Source records
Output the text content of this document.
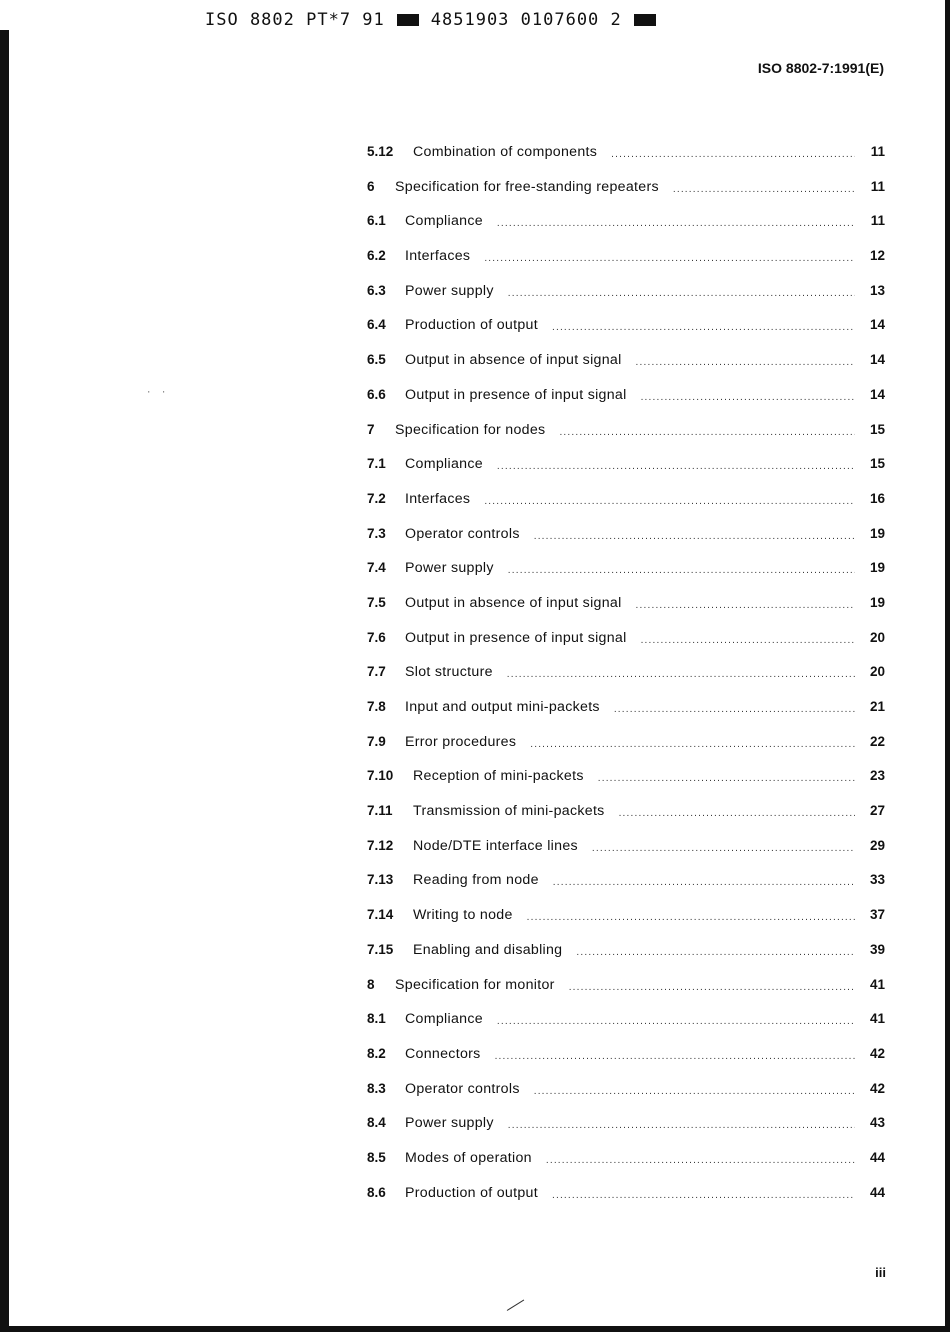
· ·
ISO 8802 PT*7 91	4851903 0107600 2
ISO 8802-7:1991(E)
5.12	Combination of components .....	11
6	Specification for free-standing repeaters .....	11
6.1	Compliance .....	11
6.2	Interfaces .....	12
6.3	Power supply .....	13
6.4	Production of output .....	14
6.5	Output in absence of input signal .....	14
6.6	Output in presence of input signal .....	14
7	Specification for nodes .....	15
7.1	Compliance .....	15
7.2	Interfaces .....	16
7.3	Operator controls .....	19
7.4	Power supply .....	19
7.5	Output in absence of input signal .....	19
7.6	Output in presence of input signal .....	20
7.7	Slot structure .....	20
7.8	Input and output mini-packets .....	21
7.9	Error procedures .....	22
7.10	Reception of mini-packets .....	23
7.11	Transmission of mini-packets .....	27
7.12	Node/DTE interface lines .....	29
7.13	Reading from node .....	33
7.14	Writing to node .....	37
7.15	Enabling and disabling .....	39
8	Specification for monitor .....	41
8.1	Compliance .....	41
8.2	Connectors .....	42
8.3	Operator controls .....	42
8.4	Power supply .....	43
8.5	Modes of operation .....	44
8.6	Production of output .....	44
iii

...

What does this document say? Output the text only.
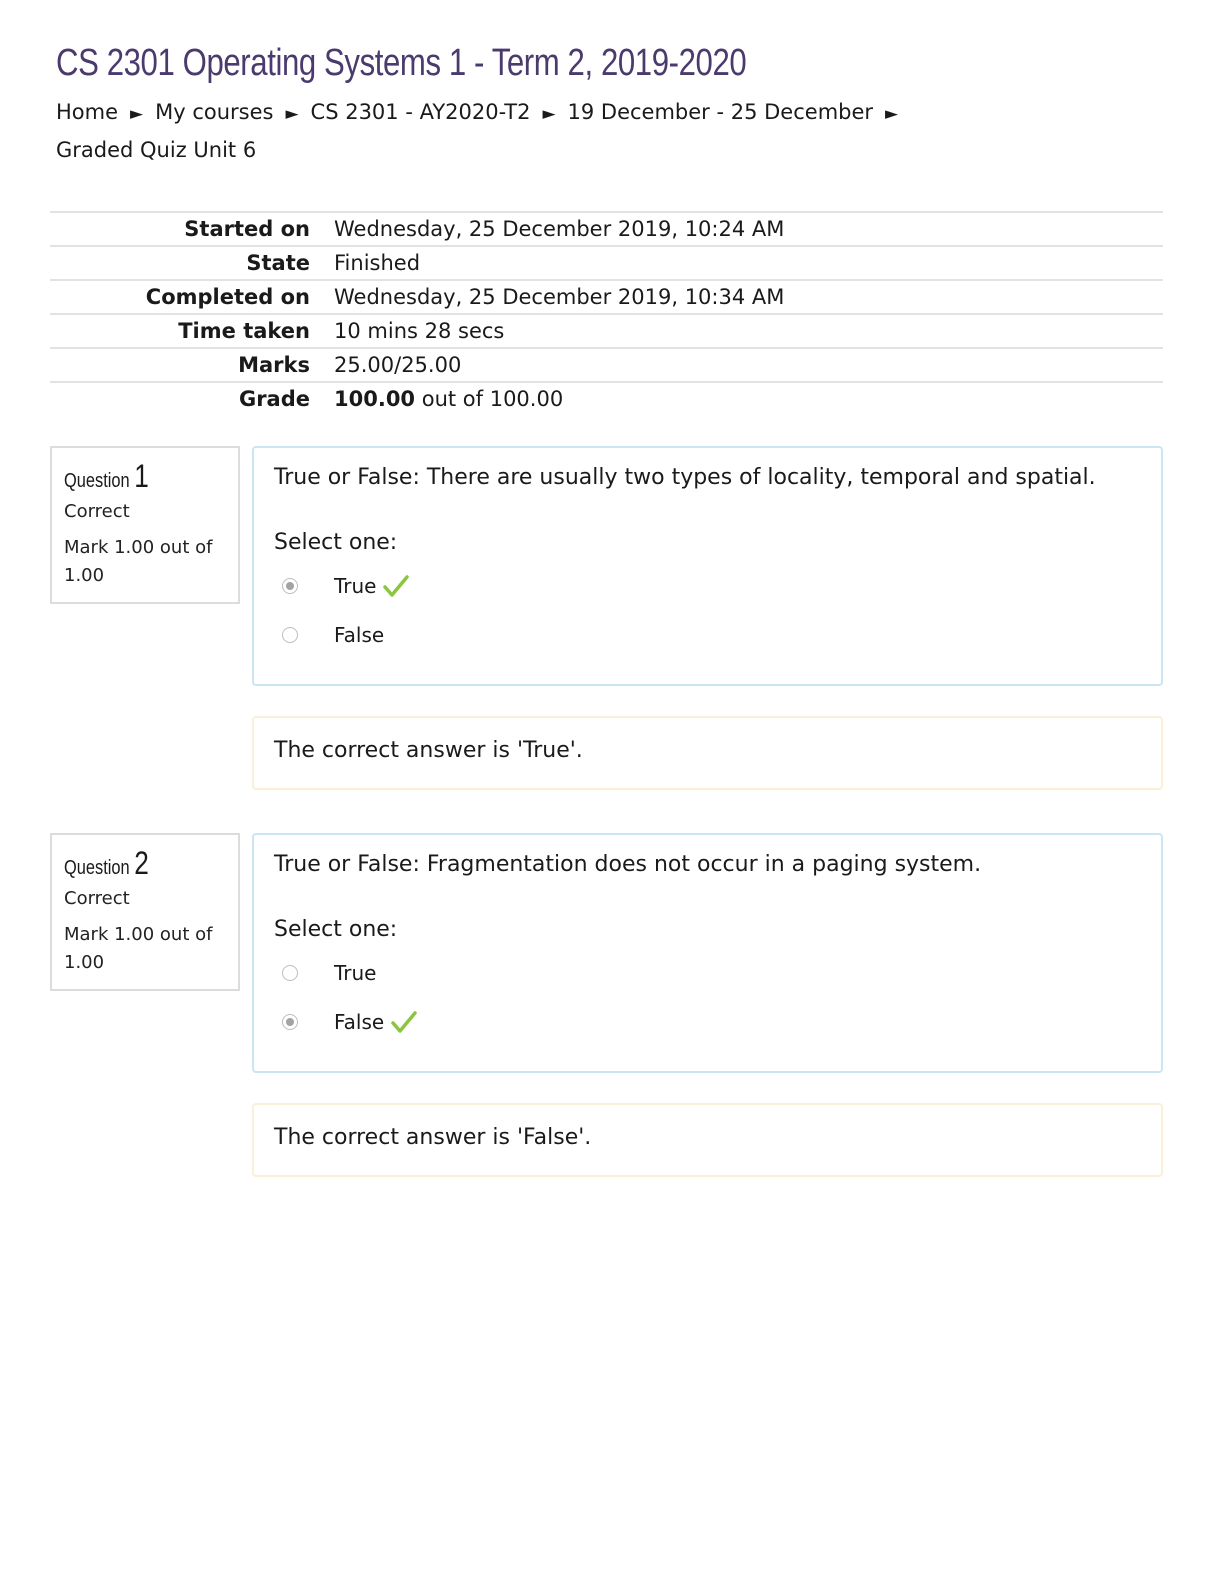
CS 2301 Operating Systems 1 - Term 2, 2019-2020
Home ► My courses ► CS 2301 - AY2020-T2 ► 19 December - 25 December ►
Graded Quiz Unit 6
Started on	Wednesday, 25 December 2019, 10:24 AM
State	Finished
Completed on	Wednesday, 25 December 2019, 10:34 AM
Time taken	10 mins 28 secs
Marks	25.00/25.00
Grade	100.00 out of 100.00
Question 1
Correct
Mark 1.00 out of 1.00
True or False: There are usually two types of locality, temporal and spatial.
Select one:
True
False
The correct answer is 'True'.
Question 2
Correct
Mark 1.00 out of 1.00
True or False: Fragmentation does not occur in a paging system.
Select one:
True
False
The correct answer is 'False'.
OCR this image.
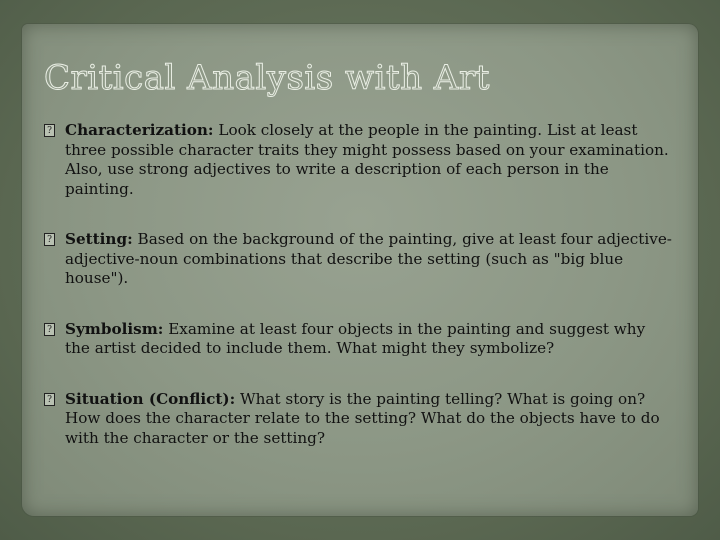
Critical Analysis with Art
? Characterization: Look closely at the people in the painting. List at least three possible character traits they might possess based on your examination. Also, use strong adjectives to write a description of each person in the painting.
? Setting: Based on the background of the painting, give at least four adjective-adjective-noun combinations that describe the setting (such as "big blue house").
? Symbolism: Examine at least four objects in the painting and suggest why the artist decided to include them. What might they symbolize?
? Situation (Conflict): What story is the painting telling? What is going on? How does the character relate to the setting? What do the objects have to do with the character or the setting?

Given exercise
Which lines hold the word "absence"? Copy all of them.

Result for this task
6.5	Output in absence of input signal .....	14
7.5	Output in absence of input signal .....	19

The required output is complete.